TEXT PROVIDED:

This “wholesome” packet of calories (on average, 1,250 kilocalories) is skewed toward fat (36 percent) and carbohydrates (51 percent). Sadly for civilians and military personnel, it’s also low on fiber, which means that people get constipated after eating the MREs for a few days. This may help on the battlefield, where there are good reasons to slow down the need to take a shit. But if you’re not facing live bullets every day, you may not appreciate the constipation. For young people, this is hard to deal with, but imagine what it’s like for the elderly. There’s a reason why people joke that MRE stands for Meals Refusing to Exit or Massive Rectal Expulsion. Even for those on the battlefield, the MRE is only supposed to be eaten for 21 days.
As the Pentagon puts it, the MRE has some well-defined purposes and requirements. “The Meal, Ready-To-Eat (MRE) is designed to sustain an individual in heavy activity such as military training or during actual military operations when normal food service facilities are not available,” says the Defense Logistics Agency.
How do you eat an MRE? Whichever way you want. You can eat it cold, or boil the whole bag in water (if you have water and can heat it). If you can’t do either, there’s something called “a flameless ration heating device” packed into each bag that warms up the contents in ten minutes using water, which triggers chemical reactions.
They say that an army marches on its stomach, and that may be true. But a marching army also needs to carry its own food, and that helps define an MRE: its weight and dimensions are limited by the need to fit inside “military field clothing pockets.” In reality, on a typical 72-hour mission, packing nine MREs is too bulky, so the servicemen and -women find ways to rip out what they truly need and throw away the rest.
When all else fails, an MRE is better than going hungry. For civilians, including after Hurricane Katrina, it is certainly better than nothing. But it is no way to feed people for any extended period. I could see this firsthand in Haiti on that day when I saw children playing soccer with an MRE. If people living in desperate poverty cannot see these bags as food, who can?

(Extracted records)
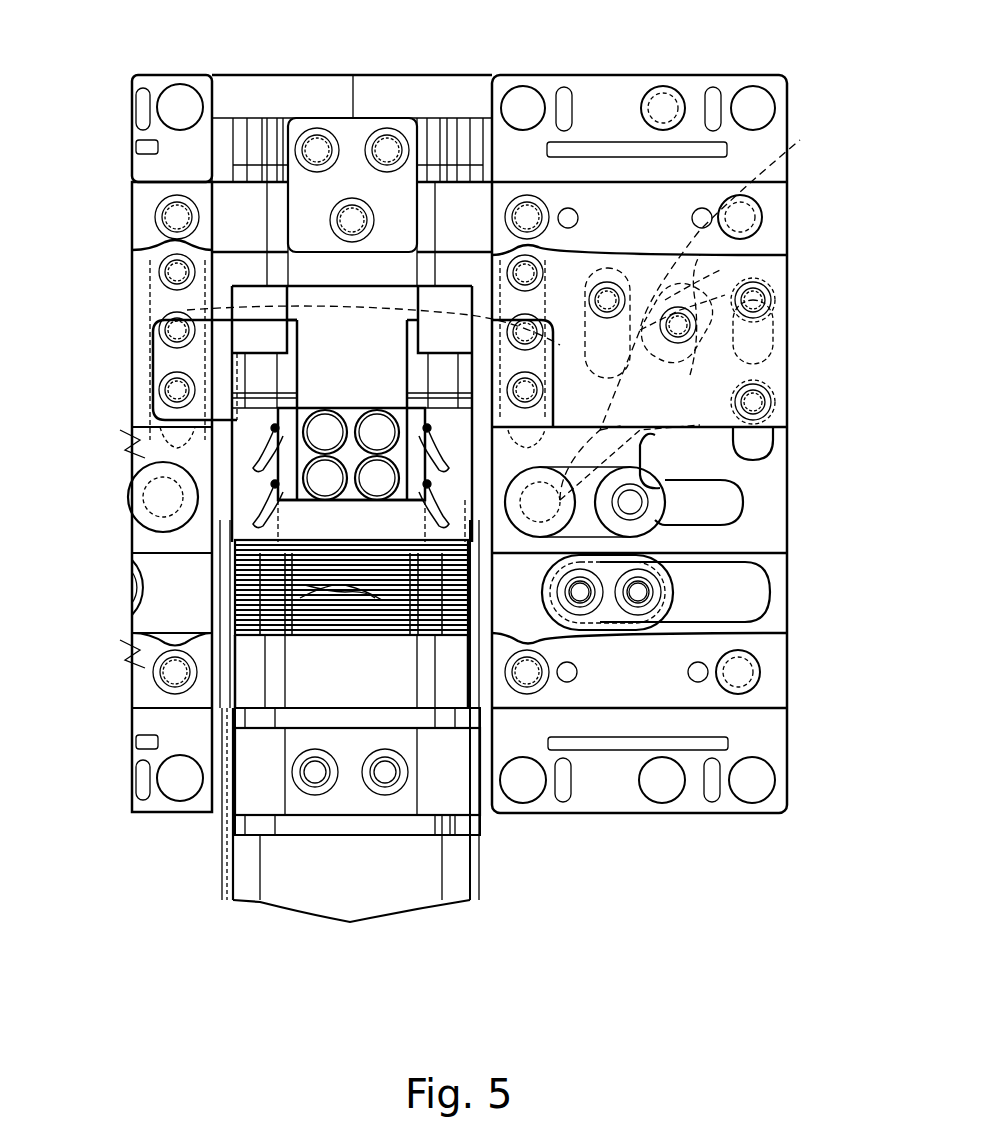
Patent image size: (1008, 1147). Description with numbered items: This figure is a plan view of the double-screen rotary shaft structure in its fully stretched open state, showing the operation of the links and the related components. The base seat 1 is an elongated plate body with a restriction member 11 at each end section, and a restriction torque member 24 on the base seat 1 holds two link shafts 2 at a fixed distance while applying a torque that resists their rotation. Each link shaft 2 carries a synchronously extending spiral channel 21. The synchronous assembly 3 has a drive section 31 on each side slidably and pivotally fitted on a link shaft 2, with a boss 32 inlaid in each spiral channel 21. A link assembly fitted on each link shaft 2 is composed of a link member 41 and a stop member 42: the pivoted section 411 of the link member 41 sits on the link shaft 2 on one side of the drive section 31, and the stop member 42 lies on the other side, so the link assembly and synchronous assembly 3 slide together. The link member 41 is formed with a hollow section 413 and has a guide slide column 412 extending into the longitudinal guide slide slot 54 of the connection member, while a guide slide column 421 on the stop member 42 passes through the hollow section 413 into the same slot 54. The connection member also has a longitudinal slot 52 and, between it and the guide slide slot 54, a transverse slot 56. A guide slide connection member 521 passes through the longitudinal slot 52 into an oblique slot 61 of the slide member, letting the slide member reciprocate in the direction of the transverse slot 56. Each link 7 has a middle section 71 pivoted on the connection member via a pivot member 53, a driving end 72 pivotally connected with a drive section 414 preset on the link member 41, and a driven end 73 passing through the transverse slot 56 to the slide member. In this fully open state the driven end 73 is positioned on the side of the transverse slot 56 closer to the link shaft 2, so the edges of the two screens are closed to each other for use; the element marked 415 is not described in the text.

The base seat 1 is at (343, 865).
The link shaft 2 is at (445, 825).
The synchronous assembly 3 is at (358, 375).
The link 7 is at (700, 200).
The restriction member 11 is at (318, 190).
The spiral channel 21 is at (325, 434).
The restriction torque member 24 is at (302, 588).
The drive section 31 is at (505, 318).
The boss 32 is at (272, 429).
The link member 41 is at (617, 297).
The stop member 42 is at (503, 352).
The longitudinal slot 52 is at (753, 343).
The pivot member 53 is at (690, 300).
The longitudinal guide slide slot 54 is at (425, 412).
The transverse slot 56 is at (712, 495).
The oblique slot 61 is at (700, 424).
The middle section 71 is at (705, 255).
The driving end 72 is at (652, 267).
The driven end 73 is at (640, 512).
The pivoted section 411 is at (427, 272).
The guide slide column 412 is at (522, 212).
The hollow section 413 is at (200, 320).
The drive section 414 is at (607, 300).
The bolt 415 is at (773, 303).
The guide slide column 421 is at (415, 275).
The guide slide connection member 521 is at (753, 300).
---
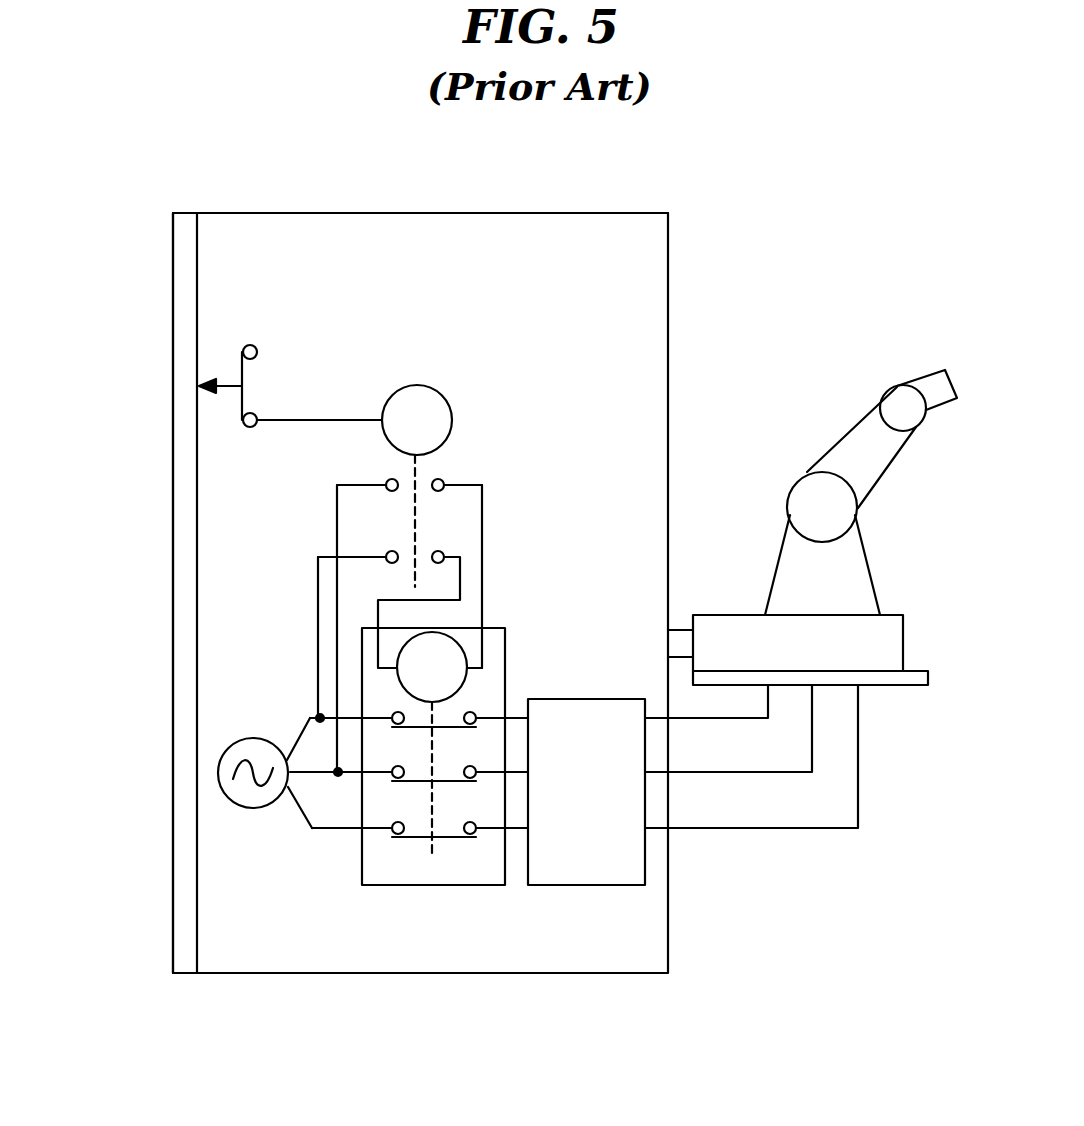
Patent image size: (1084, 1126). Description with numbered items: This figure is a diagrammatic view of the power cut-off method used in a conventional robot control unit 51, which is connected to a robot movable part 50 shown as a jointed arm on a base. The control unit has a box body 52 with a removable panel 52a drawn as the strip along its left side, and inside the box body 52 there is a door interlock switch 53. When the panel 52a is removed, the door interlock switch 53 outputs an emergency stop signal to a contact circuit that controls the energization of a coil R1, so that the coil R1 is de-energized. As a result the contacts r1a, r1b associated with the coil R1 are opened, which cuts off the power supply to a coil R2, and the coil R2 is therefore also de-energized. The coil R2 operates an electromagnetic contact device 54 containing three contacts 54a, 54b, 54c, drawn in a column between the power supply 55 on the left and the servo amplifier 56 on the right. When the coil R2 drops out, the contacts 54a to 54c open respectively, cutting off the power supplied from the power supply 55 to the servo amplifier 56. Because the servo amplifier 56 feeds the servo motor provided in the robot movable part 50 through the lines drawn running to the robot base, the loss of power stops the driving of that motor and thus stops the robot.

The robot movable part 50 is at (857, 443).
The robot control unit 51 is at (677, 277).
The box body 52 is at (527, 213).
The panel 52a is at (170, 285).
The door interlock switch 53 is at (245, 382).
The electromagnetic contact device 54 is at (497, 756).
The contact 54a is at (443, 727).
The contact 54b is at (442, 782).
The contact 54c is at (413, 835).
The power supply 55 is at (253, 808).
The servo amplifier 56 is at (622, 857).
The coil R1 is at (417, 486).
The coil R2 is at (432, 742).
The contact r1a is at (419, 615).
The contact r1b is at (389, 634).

WRITTEN TASKS:
**1)** Translate this sentence from the text on MREs into Spanish: "When all else fails, an MRE is better than going hungry."
**2)** According to the text on MREs, for how many days is an MRE supposed to be eaten, even on the battlefield?
**3)** Rewrite the MRE text between "As the Pentagon" and "triggers chemical reactions.", inclusive, swapping "bag" for "pouch".

ANSWERS TO THE TASKS:
**1)** Cuando todo lo demás falla, un MRE es mejor que pasar hambre.

**2)** Only 21 days.

**3)**
As the Pentagon puts it, the MRE has some well-defined purposes and requirements. “The Meal, Ready-To-Eat (MRE) is designed to sustain an individual in heavy activity such as military training or during actual military operations when normal food service facilities are not available,” says the Defense Logistics Agency.
How do you eat an MRE? Whichever way you want. You can eat it cold, or boil the whole pouch in water (if you have water and can heat it). If you can’t do either, there’s something called “a flameless ration heating device” packed into each pouch that warms up the contents in ten minutes using water, which triggers chemical reactions.